> [Goal]:
Every record below should be printed exactly as it appears.

-- Start of Provided information --

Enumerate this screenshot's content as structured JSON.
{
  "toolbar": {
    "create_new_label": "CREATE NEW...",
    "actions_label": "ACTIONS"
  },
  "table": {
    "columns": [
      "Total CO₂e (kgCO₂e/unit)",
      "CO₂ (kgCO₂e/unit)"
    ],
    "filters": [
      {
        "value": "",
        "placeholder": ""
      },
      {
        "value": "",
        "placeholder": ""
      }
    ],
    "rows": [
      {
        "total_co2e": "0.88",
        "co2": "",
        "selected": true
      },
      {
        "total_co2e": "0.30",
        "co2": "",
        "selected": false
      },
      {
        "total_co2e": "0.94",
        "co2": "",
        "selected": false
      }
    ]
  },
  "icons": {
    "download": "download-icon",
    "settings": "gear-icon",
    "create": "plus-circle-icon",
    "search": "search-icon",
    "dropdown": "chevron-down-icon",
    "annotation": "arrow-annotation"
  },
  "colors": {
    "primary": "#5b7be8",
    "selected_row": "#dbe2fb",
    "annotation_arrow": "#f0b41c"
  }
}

-- End of Provided information --

> [Written reply]:
Enumerate this screenshot's content as structured JSON.
{
  "toolbar": {
    "create_new_label": "CREATE NEW...",
    "actions_label": "ACTIONS"
  },
  "table": {
    "columns": [
      "Total CO₂e (kgCO₂e/unit)",
      "CO₂ (kgCO₂e/unit)"
    ],
    "filters": [
      {
        "value": "",
        "placeholder": ""
      },
      {
        "value": "",
        "placeholder": ""
      }
    ],
    "rows": [
      {
        "total_co2e": "0.88",
        "co2": "",
        "selected": true
      },
      {
        "total_co2e": "0.30",
        "co2": "",
        "selected": false
      },
      {
        "total_co2e": "0.94",
        "co2": "",
        "selected": false
      }
    ]
  },
  "icons": {
    "download": "download-icon",
    "settings": "gear-icon",
    "create": "plus-circle-icon",
    "search": "search-icon",
    "dropdown": "chevron-down-icon",
    "annotation": "arrow-annotation"
  },
  "colors": {
    "primary": "#5b7be8",
    "selected_row": "#dbe2fb",
    "annotation_arrow": "#f0b41c"
  }
}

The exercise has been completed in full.